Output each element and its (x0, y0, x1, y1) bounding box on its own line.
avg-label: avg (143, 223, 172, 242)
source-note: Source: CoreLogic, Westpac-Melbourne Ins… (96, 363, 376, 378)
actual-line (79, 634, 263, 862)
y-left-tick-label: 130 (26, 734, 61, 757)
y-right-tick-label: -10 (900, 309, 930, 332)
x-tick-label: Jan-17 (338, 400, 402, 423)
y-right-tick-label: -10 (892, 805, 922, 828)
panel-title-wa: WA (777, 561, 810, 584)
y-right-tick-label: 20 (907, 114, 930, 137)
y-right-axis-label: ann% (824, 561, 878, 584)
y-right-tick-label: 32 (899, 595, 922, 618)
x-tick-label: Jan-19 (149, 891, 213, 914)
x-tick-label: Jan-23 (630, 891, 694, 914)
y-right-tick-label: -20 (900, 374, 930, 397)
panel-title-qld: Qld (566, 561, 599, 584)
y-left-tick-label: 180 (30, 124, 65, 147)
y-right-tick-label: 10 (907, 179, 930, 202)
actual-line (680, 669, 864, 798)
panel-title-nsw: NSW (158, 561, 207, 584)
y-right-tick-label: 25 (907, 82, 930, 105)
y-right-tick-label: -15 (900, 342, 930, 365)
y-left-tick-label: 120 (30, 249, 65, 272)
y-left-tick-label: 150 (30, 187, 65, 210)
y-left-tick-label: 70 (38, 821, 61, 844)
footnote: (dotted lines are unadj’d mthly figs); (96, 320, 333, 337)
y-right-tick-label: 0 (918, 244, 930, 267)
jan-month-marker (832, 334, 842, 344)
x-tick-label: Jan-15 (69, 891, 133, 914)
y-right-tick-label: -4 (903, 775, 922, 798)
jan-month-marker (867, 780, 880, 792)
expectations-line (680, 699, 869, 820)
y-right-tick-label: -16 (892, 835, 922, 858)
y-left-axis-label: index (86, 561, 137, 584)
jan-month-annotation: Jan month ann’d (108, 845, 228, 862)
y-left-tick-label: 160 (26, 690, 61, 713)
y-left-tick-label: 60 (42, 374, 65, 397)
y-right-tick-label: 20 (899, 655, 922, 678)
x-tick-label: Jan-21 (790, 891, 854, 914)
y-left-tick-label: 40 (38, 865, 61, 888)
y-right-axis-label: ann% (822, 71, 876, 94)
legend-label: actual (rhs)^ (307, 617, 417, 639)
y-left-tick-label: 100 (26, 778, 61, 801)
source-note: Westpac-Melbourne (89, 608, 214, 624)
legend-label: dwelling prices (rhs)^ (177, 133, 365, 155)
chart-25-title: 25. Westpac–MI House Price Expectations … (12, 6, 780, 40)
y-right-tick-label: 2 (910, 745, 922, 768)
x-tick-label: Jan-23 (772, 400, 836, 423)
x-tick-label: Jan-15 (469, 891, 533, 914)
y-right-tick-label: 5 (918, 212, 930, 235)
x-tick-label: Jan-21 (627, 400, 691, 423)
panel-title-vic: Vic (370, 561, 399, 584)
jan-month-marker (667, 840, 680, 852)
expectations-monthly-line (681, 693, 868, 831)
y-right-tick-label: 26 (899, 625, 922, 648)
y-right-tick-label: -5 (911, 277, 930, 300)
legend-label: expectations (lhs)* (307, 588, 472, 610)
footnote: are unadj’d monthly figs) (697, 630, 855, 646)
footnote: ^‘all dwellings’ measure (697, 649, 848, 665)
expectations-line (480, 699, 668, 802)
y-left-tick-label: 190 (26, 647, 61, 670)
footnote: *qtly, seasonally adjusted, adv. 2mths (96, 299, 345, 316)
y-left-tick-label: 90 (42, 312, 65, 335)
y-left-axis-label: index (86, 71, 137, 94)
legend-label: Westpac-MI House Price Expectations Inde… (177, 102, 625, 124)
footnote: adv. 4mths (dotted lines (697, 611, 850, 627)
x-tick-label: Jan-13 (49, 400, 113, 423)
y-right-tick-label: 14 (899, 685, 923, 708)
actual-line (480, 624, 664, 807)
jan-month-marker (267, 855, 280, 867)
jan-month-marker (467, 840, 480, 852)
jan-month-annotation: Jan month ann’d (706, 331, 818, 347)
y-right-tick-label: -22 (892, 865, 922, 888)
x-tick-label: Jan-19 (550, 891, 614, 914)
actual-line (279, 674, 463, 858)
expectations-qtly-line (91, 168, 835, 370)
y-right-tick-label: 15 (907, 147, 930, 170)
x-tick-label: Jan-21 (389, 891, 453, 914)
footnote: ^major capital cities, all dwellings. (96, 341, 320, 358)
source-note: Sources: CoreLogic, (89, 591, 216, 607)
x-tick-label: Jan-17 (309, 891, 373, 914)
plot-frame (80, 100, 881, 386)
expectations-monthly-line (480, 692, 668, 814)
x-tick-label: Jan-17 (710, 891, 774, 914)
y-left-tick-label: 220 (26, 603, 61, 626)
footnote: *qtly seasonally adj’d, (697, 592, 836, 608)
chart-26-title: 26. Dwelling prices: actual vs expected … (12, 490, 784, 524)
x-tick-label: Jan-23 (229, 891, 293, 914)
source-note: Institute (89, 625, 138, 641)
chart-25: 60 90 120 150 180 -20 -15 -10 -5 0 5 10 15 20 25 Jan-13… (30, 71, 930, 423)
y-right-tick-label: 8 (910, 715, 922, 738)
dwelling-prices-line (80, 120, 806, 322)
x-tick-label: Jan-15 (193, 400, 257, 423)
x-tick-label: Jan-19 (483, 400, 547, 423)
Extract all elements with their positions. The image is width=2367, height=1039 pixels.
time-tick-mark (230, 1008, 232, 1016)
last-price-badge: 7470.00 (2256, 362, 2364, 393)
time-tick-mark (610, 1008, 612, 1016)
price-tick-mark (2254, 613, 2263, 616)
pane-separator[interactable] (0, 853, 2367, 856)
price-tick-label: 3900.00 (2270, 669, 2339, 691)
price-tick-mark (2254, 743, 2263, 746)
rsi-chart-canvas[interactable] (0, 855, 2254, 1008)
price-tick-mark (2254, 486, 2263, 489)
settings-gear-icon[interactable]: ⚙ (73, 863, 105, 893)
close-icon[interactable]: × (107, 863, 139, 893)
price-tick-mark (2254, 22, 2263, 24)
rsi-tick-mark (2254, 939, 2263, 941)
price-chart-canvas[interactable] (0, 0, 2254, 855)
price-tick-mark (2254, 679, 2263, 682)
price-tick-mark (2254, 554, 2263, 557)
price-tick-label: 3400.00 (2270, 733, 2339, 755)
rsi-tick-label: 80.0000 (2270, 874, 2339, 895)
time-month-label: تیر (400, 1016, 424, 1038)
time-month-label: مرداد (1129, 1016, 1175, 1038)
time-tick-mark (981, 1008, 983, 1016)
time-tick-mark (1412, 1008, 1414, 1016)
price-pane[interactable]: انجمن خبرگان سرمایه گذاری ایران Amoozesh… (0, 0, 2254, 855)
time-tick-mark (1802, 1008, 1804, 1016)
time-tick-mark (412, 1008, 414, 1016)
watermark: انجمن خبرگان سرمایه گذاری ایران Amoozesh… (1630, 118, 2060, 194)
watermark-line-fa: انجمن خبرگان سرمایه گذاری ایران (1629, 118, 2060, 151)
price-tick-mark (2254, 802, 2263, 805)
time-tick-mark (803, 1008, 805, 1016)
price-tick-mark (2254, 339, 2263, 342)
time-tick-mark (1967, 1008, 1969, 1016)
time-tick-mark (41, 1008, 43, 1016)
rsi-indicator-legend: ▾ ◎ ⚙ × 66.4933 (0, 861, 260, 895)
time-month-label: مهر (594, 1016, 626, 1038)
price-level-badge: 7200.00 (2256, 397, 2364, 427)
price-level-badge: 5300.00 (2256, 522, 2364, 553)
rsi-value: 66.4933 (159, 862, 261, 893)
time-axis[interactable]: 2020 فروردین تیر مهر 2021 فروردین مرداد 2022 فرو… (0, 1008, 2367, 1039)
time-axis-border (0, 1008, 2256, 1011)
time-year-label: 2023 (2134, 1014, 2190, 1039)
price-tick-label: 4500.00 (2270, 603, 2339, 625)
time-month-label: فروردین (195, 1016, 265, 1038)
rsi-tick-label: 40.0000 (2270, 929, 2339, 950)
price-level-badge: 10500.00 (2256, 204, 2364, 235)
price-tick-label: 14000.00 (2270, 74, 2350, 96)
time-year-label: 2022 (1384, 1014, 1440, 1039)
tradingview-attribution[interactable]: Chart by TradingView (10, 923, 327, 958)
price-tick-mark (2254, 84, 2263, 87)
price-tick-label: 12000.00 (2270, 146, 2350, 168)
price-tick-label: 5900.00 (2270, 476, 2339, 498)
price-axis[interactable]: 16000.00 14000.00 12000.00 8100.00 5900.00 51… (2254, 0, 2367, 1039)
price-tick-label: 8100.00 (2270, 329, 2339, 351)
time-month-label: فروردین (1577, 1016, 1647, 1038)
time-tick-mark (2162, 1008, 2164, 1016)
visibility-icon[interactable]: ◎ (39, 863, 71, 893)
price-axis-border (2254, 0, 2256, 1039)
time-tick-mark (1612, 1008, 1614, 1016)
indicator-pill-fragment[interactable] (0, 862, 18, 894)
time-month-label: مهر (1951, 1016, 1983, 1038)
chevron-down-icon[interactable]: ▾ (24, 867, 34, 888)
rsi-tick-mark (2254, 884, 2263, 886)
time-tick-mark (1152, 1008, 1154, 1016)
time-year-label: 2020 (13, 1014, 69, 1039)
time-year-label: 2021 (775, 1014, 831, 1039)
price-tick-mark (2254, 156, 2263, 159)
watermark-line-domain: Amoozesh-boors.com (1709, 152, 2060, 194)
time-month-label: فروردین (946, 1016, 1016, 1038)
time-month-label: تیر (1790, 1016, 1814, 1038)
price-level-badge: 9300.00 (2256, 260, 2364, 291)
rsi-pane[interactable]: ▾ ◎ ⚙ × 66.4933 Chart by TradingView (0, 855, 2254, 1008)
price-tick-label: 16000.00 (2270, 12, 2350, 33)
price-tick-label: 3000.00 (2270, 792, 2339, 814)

+--

■ Written task ■
Edit the items above from the first line through the line containing "y-right-axis-label: ann% (824, 561, 878, 584)" by changing "source-note" to "source-caption" and leaving everything else as it is. Return only those lines.

■ Answer to this task ■
Output each element and its (x0, y0, x1, y1) bounding box on its own line.
avg-label: avg (143, 223, 172, 242)
source-caption: Source: CoreLogic, Westpac-Melbourne Ins… (96, 363, 376, 378)
actual-line (79, 634, 263, 862)
y-left-tick-label: 130 (26, 734, 61, 757)
y-right-tick-label: -10 (900, 309, 930, 332)
x-tick-label: Jan-17 (338, 400, 402, 423)
y-right-tick-label: -10 (892, 805, 922, 828)
panel-title-wa: WA (777, 561, 810, 584)
y-right-tick-label: 20 (907, 114, 930, 137)
y-right-axis-label: ann% (824, 561, 878, 584)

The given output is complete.